Written problem → Duplicate every one of the following rows verbatim, changing nothing.

======== Working data ========

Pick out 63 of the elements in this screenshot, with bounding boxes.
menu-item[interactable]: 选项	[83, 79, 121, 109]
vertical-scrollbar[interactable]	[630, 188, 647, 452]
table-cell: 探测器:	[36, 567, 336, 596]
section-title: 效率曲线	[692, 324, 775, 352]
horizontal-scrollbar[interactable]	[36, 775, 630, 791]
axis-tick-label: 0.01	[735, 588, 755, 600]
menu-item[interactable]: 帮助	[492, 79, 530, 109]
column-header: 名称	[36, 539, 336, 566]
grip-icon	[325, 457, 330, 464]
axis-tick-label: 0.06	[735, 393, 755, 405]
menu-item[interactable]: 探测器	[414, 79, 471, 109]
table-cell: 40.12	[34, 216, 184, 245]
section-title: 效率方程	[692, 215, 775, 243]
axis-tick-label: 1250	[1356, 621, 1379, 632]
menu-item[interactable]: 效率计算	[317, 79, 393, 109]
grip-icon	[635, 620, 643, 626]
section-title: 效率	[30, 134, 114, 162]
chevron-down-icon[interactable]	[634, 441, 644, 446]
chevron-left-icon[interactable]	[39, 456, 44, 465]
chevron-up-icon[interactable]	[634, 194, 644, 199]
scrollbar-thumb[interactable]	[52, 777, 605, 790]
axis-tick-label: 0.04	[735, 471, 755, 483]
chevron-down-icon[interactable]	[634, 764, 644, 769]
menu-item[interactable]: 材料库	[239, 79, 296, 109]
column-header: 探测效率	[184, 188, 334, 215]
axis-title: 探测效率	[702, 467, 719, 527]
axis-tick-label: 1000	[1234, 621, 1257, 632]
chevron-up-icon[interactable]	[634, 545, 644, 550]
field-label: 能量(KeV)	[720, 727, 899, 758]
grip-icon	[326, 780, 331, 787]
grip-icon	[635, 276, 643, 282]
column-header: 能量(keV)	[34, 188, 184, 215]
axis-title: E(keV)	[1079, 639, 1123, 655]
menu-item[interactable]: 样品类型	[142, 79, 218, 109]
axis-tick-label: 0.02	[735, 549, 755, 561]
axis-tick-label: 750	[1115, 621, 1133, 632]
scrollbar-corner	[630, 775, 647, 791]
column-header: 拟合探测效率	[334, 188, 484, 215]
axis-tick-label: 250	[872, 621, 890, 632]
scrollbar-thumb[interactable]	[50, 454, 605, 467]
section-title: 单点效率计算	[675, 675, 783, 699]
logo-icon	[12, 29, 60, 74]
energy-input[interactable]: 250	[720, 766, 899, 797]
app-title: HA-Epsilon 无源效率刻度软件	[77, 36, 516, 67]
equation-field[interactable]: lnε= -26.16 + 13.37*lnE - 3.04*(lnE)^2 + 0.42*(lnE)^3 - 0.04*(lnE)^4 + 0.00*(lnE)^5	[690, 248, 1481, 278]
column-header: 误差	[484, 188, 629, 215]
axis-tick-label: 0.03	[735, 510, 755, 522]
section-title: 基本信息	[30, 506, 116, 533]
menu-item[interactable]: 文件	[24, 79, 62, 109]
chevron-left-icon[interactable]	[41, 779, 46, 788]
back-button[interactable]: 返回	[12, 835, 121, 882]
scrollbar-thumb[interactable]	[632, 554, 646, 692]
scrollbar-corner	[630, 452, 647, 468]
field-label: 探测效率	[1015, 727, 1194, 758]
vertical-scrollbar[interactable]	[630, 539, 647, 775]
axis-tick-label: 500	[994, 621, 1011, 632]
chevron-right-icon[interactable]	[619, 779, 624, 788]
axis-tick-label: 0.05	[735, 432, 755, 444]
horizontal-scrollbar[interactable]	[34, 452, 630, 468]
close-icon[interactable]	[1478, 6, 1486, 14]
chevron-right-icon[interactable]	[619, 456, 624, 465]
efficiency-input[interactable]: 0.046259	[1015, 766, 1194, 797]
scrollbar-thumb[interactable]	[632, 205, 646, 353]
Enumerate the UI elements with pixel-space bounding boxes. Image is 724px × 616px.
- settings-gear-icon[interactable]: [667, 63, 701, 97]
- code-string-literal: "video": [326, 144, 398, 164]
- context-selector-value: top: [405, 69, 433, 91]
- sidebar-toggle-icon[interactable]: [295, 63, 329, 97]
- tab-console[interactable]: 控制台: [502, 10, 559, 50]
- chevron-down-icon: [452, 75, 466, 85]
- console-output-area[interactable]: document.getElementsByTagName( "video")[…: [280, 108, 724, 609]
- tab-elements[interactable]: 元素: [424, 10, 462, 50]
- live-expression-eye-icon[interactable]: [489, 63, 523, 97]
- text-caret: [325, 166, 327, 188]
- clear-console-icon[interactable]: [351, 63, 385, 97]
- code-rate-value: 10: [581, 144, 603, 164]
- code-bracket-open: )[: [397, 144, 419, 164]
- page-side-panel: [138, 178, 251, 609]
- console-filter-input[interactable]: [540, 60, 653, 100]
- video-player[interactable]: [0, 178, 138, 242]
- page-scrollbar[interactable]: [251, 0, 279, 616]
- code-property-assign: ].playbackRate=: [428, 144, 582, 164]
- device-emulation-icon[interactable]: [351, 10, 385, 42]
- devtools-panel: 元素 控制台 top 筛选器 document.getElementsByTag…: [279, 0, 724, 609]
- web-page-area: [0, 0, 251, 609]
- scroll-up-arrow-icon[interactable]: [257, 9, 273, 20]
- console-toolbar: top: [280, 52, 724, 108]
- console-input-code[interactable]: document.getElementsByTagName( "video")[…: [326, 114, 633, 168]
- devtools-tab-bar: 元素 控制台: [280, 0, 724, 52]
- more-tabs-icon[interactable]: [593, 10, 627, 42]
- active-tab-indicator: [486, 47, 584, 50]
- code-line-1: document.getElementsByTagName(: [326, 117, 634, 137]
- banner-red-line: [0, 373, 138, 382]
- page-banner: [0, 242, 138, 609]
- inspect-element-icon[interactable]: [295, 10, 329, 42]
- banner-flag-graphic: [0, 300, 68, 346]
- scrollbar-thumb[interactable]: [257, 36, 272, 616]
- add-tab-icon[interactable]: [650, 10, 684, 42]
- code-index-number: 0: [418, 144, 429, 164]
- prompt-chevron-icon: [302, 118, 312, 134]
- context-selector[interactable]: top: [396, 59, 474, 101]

========

Result for this exercise →
Pick out 63 of the elements in this screenshot, with bounding boxes.
menu-item[interactable]: 选项	[83, 79, 121, 109]
vertical-scrollbar[interactable]	[630, 188, 647, 452]
table-cell: 探测器:	[36, 567, 336, 596]
section-title: 效率曲线	[692, 324, 775, 352]
horizontal-scrollbar[interactable]	[36, 775, 630, 791]
axis-tick-label: 0.01	[735, 588, 755, 600]
menu-item[interactable]: 帮助	[492, 79, 530, 109]
column-header: 名称	[36, 539, 336, 566]
grip-icon	[325, 457, 330, 464]
axis-tick-label: 0.06	[735, 393, 755, 405]
menu-item[interactable]: 探测器	[414, 79, 471, 109]
table-cell: 40.12	[34, 216, 184, 245]
section-title: 效率方程	[692, 215, 775, 243]
axis-tick-label: 1250	[1356, 621, 1379, 632]
menu-item[interactable]: 效率计算	[317, 79, 393, 109]
grip-icon	[635, 620, 643, 626]
section-title: 效率	[30, 134, 114, 162]
chevron-down-icon[interactable]	[634, 441, 644, 446]
chevron-left-icon[interactable]	[39, 456, 44, 465]
chevron-up-icon[interactable]	[634, 194, 644, 199]
scrollbar-thumb[interactable]	[52, 777, 605, 790]
axis-tick-label: 0.04	[735, 471, 755, 483]
chevron-down-icon[interactable]	[634, 764, 644, 769]
menu-item[interactable]: 材料库	[239, 79, 296, 109]
column-header: 探测效率	[184, 188, 334, 215]
axis-title: 探测效率	[702, 467, 719, 527]
axis-tick-label: 1000	[1234, 621, 1257, 632]
chevron-up-icon[interactable]	[634, 545, 644, 550]
field-label: 能量(KeV)	[720, 727, 899, 758]
grip-icon	[326, 780, 331, 787]
grip-icon	[635, 276, 643, 282]
column-header: 能量(keV)	[34, 188, 184, 215]
axis-title: E(keV)	[1079, 639, 1123, 655]
menu-item[interactable]: 样品类型	[142, 79, 218, 109]
axis-tick-label: 0.02	[735, 549, 755, 561]
axis-tick-label: 750	[1115, 621, 1133, 632]
scrollbar-corner	[630, 775, 647, 791]
column-header: 拟合探测效率	[334, 188, 484, 215]
axis-tick-label: 250	[872, 621, 890, 632]
scrollbar-thumb[interactable]	[50, 454, 605, 467]
section-title: 单点效率计算	[675, 675, 783, 699]
logo-icon	[12, 29, 60, 74]
energy-input[interactable]: 250	[720, 766, 899, 797]
app-title: HA-Epsilon 无源效率刻度软件	[77, 36, 516, 67]
equation-field[interactable]: lnε= -26.16 + 13.37*lnE - 3.04*(lnE)^2 + 0.42*(lnE)^3 - 0.04*(lnE)^4 + 0.00*(lnE)^5	[690, 248, 1481, 278]
column-header: 误差	[484, 188, 629, 215]
axis-tick-label: 0.03	[735, 510, 755, 522]
section-title: 基本信息	[30, 506, 116, 533]
menu-item[interactable]: 文件	[24, 79, 62, 109]
chevron-left-icon[interactable]	[41, 779, 46, 788]
back-button[interactable]: 返回	[12, 835, 121, 882]
scrollbar-thumb[interactable]	[632, 554, 646, 692]
scrollbar-corner	[630, 452, 647, 468]
field-label: 探测效率	[1015, 727, 1194, 758]
vertical-scrollbar[interactable]	[630, 539, 647, 775]
axis-tick-label: 500	[994, 621, 1011, 632]
chevron-right-icon[interactable]	[619, 779, 624, 788]
axis-tick-label: 0.05	[735, 432, 755, 444]
horizontal-scrollbar[interactable]	[34, 452, 630, 468]
close-icon[interactable]	[1478, 6, 1486, 14]
chevron-right-icon[interactable]	[619, 456, 624, 465]
efficiency-input[interactable]: 0.046259	[1015, 766, 1194, 797]
scrollbar-thumb[interactable]	[632, 205, 646, 353]
Enumerate the UI elements with pixel-space bounding boxes. Image is 724px × 616px.
- settings-gear-icon[interactable]: [667, 63, 701, 97]
- code-string-literal: "video": [326, 144, 398, 164]
- context-selector-value: top: [405, 69, 433, 91]
- sidebar-toggle-icon[interactable]: [295, 63, 329, 97]
- tab-console[interactable]: 控制台: [502, 10, 559, 50]
- chevron-down-icon: [452, 75, 466, 85]
- console-output-area[interactable]: document.getElementsByTagName( "video")[…: [280, 108, 724, 609]
- tab-elements[interactable]: 元素: [424, 10, 462, 50]
- live-expression-eye-icon[interactable]: [489, 63, 523, 97]
- text-caret: [325, 166, 327, 188]
- clear-console-icon[interactable]: [351, 63, 385, 97]
- code-rate-value: 10: [581, 144, 603, 164]
- code-bracket-open: )[: [397, 144, 419, 164]
- page-side-panel: [138, 178, 251, 609]
- console-filter-input[interactable]: [540, 60, 653, 100]
- video-player[interactable]: [0, 178, 138, 242]
- page-scrollbar[interactable]: [251, 0, 279, 616]
- code-property-assign: ].playbackRate=: [428, 144, 582, 164]
- device-emulation-icon[interactable]: [351, 10, 385, 42]
- devtools-panel: 元素 控制台 top 筛选器 document.getElementsByTag…: [279, 0, 724, 609]
- web-page-area: [0, 0, 251, 609]
- scroll-up-arrow-icon[interactable]: [257, 9, 273, 20]
- console-toolbar: top: [280, 52, 724, 108]
- console-input-code[interactable]: document.getElementsByTagName( "video")[…: [326, 114, 633, 168]
- devtools-tab-bar: 元素 控制台: [280, 0, 724, 52]
- more-tabs-icon[interactable]: [593, 10, 627, 42]
- active-tab-indicator: [486, 47, 584, 50]
- code-line-1: document.getElementsByTagName(: [326, 117, 634, 137]
- banner-red-line: [0, 373, 138, 382]
- page-banner: [0, 242, 138, 609]
- inspect-element-icon[interactable]: [295, 10, 329, 42]
- banner-flag-graphic: [0, 300, 68, 346]
- scrollbar-thumb[interactable]: [257, 36, 272, 616]
- add-tab-icon[interactable]: [650, 10, 684, 42]
- code-index-number: 0: [418, 144, 429, 164]
- prompt-chevron-icon: [302, 118, 312, 134]
- context-selector[interactable]: top: [396, 59, 474, 101]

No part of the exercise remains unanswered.